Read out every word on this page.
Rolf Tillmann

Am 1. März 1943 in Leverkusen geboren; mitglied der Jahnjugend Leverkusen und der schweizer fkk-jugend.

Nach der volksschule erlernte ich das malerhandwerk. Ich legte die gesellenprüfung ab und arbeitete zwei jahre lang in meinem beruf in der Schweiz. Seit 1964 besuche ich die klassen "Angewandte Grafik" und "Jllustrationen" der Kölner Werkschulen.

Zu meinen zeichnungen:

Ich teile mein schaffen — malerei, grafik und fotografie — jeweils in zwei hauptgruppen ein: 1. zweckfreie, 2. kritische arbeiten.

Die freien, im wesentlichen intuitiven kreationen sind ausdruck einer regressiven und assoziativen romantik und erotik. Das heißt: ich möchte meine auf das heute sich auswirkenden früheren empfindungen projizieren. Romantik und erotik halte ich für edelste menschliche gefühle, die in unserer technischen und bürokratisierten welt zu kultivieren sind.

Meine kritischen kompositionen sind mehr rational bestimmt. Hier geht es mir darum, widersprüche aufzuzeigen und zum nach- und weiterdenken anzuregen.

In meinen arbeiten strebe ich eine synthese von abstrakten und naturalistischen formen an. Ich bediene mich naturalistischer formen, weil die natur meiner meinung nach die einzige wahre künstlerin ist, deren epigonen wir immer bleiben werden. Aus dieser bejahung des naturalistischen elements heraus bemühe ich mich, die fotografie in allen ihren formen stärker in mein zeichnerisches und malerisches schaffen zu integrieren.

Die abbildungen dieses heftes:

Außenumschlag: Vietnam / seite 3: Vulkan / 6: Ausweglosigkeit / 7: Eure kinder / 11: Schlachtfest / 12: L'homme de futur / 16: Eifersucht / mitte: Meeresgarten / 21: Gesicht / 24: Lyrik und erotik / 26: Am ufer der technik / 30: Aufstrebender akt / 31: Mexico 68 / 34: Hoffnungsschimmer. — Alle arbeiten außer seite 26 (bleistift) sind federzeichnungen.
■ ■ ■ ■ ■
■ GIVEN TASK
Scan the lines for the string "zwei". Pick out every line that has it.

■ RESULT
Nach der volksschule erlernte ich das malerhandwerk. Ich legte die gesellenprüfung ab und arbeitete zwei jahre lang in meinem beruf in der Schweiz. Seit 1964 besuche ich die klassen "Angewandte Grafik" und "Jllustrationen" der Kölner Werkschulen.
Ich teile mein schaffen — malerei, grafik und fotografie — jeweils in zwei hauptgruppen ein: 1. zweckfreie, 2. kritische arbeiten.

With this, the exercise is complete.